* Required task: In the entries below, identify every line with the string "this" and copy it.

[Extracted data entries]
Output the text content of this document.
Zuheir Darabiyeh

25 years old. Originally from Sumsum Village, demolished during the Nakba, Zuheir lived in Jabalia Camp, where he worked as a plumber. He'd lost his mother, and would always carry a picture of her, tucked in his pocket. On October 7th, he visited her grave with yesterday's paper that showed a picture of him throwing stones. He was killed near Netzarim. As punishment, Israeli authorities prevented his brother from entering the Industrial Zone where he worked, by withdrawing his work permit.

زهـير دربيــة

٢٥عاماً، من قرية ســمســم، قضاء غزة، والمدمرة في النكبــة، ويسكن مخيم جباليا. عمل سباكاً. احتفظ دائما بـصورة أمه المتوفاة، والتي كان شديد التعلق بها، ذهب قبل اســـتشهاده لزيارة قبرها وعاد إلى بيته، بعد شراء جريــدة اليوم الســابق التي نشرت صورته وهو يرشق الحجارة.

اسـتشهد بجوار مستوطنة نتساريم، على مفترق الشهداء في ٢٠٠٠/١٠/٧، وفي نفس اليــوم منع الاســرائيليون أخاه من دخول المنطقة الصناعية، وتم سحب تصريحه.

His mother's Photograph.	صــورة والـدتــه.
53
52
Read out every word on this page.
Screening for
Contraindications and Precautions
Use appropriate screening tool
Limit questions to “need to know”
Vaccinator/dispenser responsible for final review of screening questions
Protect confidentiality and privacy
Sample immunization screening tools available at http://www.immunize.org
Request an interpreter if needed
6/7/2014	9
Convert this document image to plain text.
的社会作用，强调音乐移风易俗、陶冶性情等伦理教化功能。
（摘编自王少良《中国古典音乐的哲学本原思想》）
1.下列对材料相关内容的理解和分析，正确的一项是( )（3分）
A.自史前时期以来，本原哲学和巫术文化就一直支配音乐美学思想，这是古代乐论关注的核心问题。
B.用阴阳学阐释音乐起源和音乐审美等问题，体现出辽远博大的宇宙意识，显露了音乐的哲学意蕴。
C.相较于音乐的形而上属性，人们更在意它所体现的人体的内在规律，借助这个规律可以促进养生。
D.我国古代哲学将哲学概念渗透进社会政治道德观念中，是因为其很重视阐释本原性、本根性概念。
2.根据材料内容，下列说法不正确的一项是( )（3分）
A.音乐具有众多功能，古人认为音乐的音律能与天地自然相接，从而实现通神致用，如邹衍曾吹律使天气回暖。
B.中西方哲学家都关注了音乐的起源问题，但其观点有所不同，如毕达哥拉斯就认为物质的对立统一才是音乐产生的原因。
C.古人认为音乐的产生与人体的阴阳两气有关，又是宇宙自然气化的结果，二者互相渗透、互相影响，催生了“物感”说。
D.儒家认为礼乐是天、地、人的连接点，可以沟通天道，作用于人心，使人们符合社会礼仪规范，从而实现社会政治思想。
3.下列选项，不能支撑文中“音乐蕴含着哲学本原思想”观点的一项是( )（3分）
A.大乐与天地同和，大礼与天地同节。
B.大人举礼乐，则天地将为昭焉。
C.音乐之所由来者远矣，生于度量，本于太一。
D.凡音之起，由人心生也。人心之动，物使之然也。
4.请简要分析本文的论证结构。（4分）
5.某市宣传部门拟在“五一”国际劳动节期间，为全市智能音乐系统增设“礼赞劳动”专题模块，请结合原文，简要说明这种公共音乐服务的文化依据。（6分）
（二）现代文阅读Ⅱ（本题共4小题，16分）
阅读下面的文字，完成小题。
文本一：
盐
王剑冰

* Result:
Output the text content of this document.
Read out every word on this page.
Convert this document image to plain text.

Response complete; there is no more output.